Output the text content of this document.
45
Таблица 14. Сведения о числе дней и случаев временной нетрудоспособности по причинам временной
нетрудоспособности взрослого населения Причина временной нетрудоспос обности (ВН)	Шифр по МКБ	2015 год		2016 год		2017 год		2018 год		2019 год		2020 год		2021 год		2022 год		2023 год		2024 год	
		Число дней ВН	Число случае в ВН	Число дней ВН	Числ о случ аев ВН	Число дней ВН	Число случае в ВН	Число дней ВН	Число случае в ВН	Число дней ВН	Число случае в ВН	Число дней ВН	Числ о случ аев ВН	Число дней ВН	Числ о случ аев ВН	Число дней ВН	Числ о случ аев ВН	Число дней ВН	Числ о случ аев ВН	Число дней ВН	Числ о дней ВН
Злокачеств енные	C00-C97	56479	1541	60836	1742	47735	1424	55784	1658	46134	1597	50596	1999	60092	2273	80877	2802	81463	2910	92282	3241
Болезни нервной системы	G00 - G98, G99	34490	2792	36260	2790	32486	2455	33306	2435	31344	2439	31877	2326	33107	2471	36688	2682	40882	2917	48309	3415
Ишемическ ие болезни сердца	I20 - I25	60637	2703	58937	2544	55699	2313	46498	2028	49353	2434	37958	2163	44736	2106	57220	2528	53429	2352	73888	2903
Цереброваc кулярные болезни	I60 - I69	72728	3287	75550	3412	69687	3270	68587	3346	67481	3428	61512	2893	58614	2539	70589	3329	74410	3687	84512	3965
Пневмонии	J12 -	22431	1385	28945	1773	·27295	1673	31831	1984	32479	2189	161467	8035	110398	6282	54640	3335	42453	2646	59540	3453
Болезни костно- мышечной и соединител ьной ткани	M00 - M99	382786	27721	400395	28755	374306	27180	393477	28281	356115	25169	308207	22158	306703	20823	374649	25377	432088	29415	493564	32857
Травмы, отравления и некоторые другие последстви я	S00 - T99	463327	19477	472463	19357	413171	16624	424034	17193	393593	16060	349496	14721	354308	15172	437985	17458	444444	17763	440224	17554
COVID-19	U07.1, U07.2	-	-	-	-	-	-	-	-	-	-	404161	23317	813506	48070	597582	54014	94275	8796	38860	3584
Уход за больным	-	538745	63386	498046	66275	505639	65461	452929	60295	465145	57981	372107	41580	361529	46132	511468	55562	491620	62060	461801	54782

* * *

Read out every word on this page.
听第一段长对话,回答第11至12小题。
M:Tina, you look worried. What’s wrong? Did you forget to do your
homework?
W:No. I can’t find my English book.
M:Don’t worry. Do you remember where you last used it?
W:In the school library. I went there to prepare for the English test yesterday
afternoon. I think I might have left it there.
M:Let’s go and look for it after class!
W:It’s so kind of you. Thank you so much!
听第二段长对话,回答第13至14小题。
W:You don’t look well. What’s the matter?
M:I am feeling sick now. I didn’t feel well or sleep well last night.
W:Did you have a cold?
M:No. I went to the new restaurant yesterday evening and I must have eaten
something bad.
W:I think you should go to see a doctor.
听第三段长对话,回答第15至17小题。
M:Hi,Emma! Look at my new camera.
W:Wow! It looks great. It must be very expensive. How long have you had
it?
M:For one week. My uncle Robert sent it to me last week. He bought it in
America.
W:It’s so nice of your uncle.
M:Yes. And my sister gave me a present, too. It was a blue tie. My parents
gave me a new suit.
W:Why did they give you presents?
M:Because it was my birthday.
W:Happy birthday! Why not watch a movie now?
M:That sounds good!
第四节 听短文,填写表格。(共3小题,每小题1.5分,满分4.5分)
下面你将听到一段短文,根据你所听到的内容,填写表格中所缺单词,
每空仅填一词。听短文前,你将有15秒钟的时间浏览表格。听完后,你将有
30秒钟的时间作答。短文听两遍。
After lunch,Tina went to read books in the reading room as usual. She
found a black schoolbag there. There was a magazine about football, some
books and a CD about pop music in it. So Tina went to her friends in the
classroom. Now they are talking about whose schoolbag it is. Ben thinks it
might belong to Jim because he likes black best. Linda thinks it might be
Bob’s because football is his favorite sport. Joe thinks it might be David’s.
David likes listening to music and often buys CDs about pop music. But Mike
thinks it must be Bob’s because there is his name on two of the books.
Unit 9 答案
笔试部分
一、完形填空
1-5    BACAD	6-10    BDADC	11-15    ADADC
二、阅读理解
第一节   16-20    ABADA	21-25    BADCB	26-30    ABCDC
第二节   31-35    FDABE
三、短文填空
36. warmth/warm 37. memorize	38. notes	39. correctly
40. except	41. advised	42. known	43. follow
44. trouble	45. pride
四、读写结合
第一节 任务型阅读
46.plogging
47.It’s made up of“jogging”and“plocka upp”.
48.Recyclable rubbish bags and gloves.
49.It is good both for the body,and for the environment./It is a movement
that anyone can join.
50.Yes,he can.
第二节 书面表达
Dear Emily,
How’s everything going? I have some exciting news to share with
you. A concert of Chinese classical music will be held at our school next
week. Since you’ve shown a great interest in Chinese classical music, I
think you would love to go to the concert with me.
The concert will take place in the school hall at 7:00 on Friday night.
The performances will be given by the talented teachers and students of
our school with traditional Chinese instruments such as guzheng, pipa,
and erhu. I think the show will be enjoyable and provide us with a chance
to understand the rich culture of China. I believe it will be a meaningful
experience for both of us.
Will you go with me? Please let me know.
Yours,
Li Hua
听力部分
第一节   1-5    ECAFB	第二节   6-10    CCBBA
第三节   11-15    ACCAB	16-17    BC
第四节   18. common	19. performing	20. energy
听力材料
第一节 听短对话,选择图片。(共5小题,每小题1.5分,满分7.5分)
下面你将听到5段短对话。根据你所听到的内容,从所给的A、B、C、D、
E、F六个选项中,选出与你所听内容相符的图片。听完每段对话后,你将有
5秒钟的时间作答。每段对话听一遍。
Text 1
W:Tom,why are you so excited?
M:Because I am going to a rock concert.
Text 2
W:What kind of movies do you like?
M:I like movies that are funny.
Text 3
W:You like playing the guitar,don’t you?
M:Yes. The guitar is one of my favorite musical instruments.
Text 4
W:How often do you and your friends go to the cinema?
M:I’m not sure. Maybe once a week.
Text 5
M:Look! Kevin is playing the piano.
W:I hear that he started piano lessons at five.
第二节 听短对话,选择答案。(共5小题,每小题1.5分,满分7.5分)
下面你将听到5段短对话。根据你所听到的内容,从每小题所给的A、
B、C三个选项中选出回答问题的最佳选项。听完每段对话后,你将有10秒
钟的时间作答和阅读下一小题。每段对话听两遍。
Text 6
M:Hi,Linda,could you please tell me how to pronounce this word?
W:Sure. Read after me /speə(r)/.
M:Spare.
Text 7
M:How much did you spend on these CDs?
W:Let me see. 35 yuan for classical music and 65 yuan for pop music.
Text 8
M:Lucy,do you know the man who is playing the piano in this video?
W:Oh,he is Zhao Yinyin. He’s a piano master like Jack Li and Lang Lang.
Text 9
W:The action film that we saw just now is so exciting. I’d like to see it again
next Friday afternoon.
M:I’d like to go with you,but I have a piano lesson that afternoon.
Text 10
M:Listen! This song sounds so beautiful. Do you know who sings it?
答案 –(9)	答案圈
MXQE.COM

◆ Task brief
Return all lines containing "sounds".

◆ Exercise solution
M:That sounds good!
M:Listen! This song sounds so beautiful. Do you know who sings it?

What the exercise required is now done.